• _Instructions for the task_
Transcribe all of the material exactly.

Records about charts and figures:
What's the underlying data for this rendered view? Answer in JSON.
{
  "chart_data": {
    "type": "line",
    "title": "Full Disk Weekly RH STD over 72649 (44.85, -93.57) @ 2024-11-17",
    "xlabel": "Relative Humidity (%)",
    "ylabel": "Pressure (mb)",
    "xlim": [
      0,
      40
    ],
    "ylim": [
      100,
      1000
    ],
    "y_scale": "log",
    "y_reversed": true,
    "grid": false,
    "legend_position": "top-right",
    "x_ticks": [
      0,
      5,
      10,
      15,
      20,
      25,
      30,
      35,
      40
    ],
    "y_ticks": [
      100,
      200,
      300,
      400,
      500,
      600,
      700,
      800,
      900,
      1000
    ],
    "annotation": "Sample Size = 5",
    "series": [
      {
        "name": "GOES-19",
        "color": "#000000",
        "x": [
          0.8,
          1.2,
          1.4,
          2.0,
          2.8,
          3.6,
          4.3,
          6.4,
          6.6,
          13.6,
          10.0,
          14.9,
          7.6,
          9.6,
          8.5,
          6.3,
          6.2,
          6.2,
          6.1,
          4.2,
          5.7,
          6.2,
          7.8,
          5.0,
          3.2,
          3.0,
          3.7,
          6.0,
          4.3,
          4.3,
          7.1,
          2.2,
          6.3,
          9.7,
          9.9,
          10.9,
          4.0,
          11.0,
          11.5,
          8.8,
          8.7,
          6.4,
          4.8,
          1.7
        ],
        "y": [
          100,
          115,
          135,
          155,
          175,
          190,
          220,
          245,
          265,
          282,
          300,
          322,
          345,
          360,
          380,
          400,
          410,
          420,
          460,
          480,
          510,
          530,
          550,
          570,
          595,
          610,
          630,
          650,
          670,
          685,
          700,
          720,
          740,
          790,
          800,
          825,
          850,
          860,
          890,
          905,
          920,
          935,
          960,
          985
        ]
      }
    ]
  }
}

• _Solution for this problem_
What's the underlying data for this rendered view? Answer in JSON.
{
  "chart_data": {
    "type": "line",
    "title": "Full Disk Weekly RH STD over 72649 (44.85, -93.57) @ 2024-11-17",
    "xlabel": "Relative Humidity (%)",
    "ylabel": "Pressure (mb)",
    "xlim": [
      0,
      40
    ],
    "ylim": [
      100,
      1000
    ],
    "y_scale": "log",
    "y_reversed": true,
    "grid": false,
    "legend_position": "top-right",
    "x_ticks": [
      0,
      5,
      10,
      15,
      20,
      25,
      30,
      35,
      40
    ],
    "y_ticks": [
      100,
      200,
      300,
      400,
      500,
      600,
      700,
      800,
      900,
      1000
    ],
    "annotation": "Sample Size = 5",
    "series": [
      {
        "name": "GOES-19",
        "color": "#000000",
        "x": [
          0.8,
          1.2,
          1.4,
          2.0,
          2.8,
          3.6,
          4.3,
          6.4,
          6.6,
          13.6,
          10.0,
          14.9,
          7.6,
          9.6,
          8.5,
          6.3,
          6.2,
          6.2,
          6.1,
          4.2,
          5.7,
          6.2,
          7.8,
          5.0,
          3.2,
          3.0,
          3.7,
          6.0,
          4.3,
          4.3,
          7.1,
          2.2,
          6.3,
          9.7,
          9.9,
          10.9,
          4.0,
          11.0,
          11.5,
          8.8,
          8.7,
          6.4,
          4.8,
          1.7
        ],
        "y": [
          100,
          115,
          135,
          155,
          175,
          190,
          220,
          245,
          265,
          282,
          300,
          322,
          345,
          360,
          380,
          400,
          410,
          420,
          460,
          480,
          510,
          530,
          550,
          570,
          595,
          610,
          630,
          650,
          670,
          685,
          700,
          720,
          740,
          790,
          800,
          825,
          850,
          860,
          890,
          905,
          920,
          935,
          960,
          985
        ]
      }
    ]
  }
}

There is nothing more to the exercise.